— start Task inputs —

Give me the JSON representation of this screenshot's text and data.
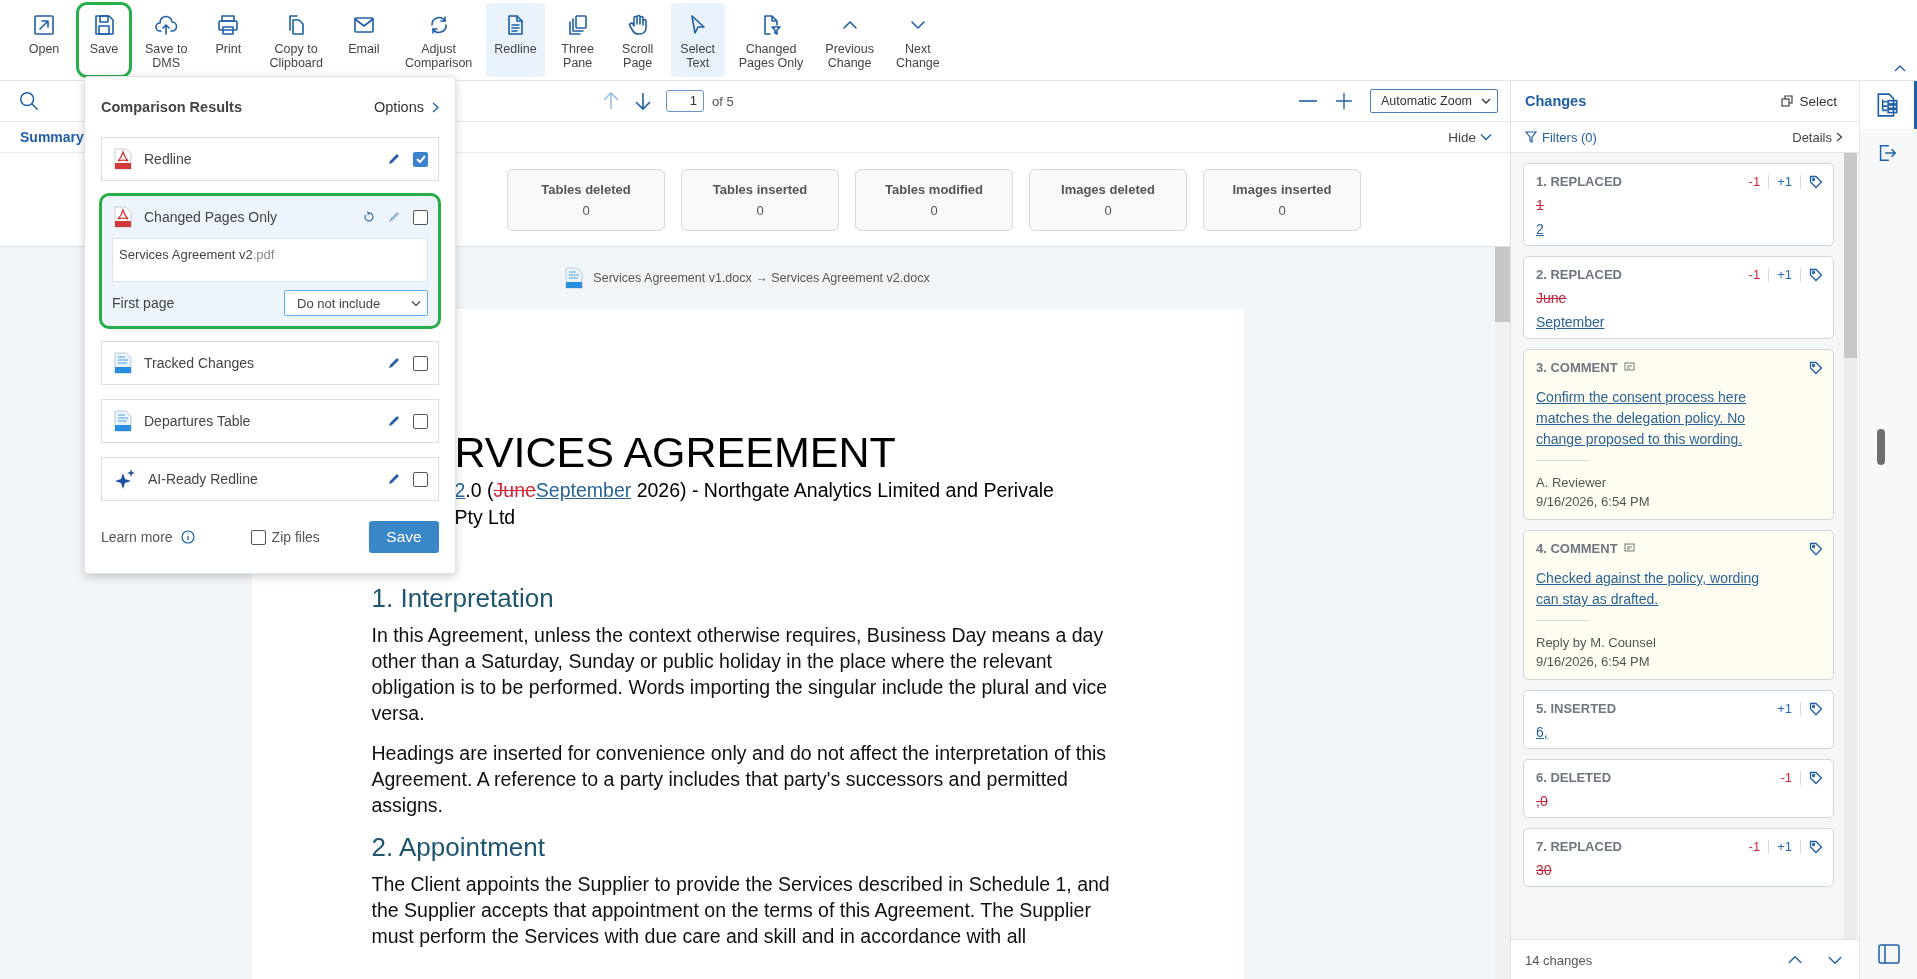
{
  "toolbar": {
    "buttons": [
      {
        "kind": "open",
        "label": "Open",
        "selected": false,
        "highlighted": false
      },
      {
        "kind": "save",
        "label": "Save",
        "selected": false,
        "highlighted": true
      },
      {
        "kind": "cloud",
        "label": "Save to\nDMS",
        "selected": false,
        "highlighted": false
      },
      {
        "kind": "print",
        "label": "Print",
        "selected": false,
        "highlighted": false
      },
      {
        "kind": "copy",
        "label": "Copy to\nClipboard",
        "selected": false,
        "highlighted": false
      },
      {
        "kind": "email",
        "label": "Email",
        "selected": false,
        "highlighted": false
      },
      {
        "kind": "refresh",
        "label": "Adjust\nComparison",
        "selected": false,
        "highlighted": false
      },
      {
        "kind": "doc",
        "label": "Redline",
        "selected": true,
        "highlighted": false
      },
      {
        "kind": "pages",
        "label": "Three\nPane",
        "selected": false,
        "highlighted": false
      },
      {
        "kind": "hand",
        "label": "Scroll\nPage",
        "selected": false,
        "highlighted": false
      },
      {
        "kind": "pointer",
        "label": "Select\nText",
        "selected": true,
        "highlighted": false
      },
      {
        "kind": "filterdoc",
        "label": "Changed\nPages Only",
        "selected": false,
        "highlighted": false
      },
      {
        "kind": "up",
        "label": "Previous\nChange",
        "selected": false,
        "highlighted": false
      },
      {
        "kind": "down",
        "label": "Next\nChange",
        "selected": false,
        "highlighted": false
      }
    ]
  },
  "page_nav": {
    "up_disabled": true,
    "page": "1",
    "of": "of 5",
    "zoom": "Automatic Zoom"
  },
  "summary": {
    "tab": "Summary",
    "hide": "Hide",
    "cards": [
      {
        "label": "Tables deleted",
        "value": "0"
      },
      {
        "label": "Tables inserted",
        "value": "0"
      },
      {
        "label": "Tables modified",
        "value": "0"
      },
      {
        "label": "Images deleted",
        "value": "0"
      },
      {
        "label": "Images inserted",
        "value": "0"
      }
    ]
  },
  "document": {
    "header": "Services Agreement v1.docx → Services Agreement v2.docx",
    "title": "RVICES AGREEMENT",
    "subtitle_lines": [
      [
        {
          "kind": "inserted",
          "text": "2"
        },
        {
          "kind": "plain",
          "text": ".0 ("
        },
        {
          "kind": "deleted",
          "text": "June"
        },
        {
          "kind": "inserted",
          "text": "September"
        },
        {
          "kind": "plain",
          "text": " 2026) - Northgate Analytics Limited and Perivale"
        }
      ],
      [
        {
          "kind": "plain",
          "text": "Pty Ltd"
        }
      ]
    ],
    "sections": [
      {
        "heading": "1. Interpretation",
        "paragraphs": [
          "In this Agreement, unless the context otherwise requires, Business Day means a day other than a Saturday, Sunday or public holiday in the place where the relevant obligation is to be performed. Words importing the singular include the plural and vice versa.",
          "Headings are inserted for convenience only and do not affect the interpretation of this Agreement. A reference to a party includes that party's successors and permitted assigns."
        ]
      },
      {
        "heading": "2. Appointment",
        "paragraphs": [
          "The Client appoints the Supplier to provide the Services described in Schedule 1, and the Supplier accepts that appointment on the terms of this Agreement. The Supplier must perform the Services with due care and skill and in accordance with all"
        ]
      }
    ]
  },
  "save_panel": {
    "title": "Comparison Results",
    "options": "Options",
    "results": [
      {
        "kind": "pdf",
        "label": "Redline",
        "checked": true,
        "expanded": false,
        "highlighted": false,
        "resettable": false,
        "edit_disabled": false
      },
      {
        "kind": "pdf",
        "label": "Changed Pages Only",
        "checked": false,
        "expanded": true,
        "highlighted": true,
        "resettable": true,
        "edit_disabled": true,
        "filename": "Services Agreement v2",
        "extension": ".pdf",
        "option_label": "First page",
        "option_value": "Do not include"
      },
      {
        "kind": "docx",
        "label": "Tracked Changes",
        "checked": false,
        "expanded": false,
        "highlighted": false,
        "resettable": false,
        "edit_disabled": false
      },
      {
        "kind": "docx",
        "label": "Departures Table",
        "checked": false,
        "expanded": false,
        "highlighted": false,
        "resettable": false,
        "edit_disabled": false
      },
      {
        "kind": "ai",
        "label": "AI-Ready Redline",
        "checked": false,
        "expanded": false,
        "highlighted": false,
        "resettable": false,
        "edit_disabled": false
      }
    ],
    "learn_more": "Learn more",
    "zip_files": {
      "label": "Zip files",
      "checked": false
    },
    "save": "Save"
  },
  "changes_panel": {
    "title": "Changes",
    "select": "Select",
    "filters": "Filters (0)",
    "details": "Details",
    "count": "14 changes",
    "changes": [
      {
        "kind": "replaced",
        "title": "1. REPLACED",
        "removed": "-1",
        "added": "+1",
        "deleted_text": "1",
        "inserted_text": "2"
      },
      {
        "kind": "replaced",
        "title": "2. REPLACED",
        "removed": "-1",
        "added": "+1",
        "deleted_text": "June",
        "inserted_text": "September"
      },
      {
        "kind": "comment",
        "title": "3. COMMENT",
        "text": "Confirm the consent process here matches the delegation policy. No change proposed to this wording.",
        "author": "A. Reviewer",
        "date": "9/16/2026, 6:54 PM"
      },
      {
        "kind": "comment",
        "title": "4. COMMENT",
        "text": "Checked against the policy, wording can stay as drafted.",
        "author": "Reply by M. Counsel",
        "date": "9/16/2026, 6:54 PM"
      },
      {
        "kind": "inserted",
        "title": "5. INSERTED",
        "added": "+1",
        "inserted_text": "6,"
      },
      {
        "kind": "deleted",
        "title": "6. DELETED",
        "removed": "-1",
        "deleted_text": ",0"
      },
      {
        "kind": "replaced",
        "title": "7. REPLACED",
        "removed": "-1",
        "added": "+1",
        "deleted_text": "30"
      }
    ]
  },
  "rail": [
    {
      "kind": "changes",
      "selected": true
    },
    {
      "kind": "exit",
      "selected": false
    }
  ]
}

— end Task inputs —

**Job:** Out of the records, collect only those lines that contain the string "September".

**Complete response:**
          "text": "September"
        "inserted_text": "September"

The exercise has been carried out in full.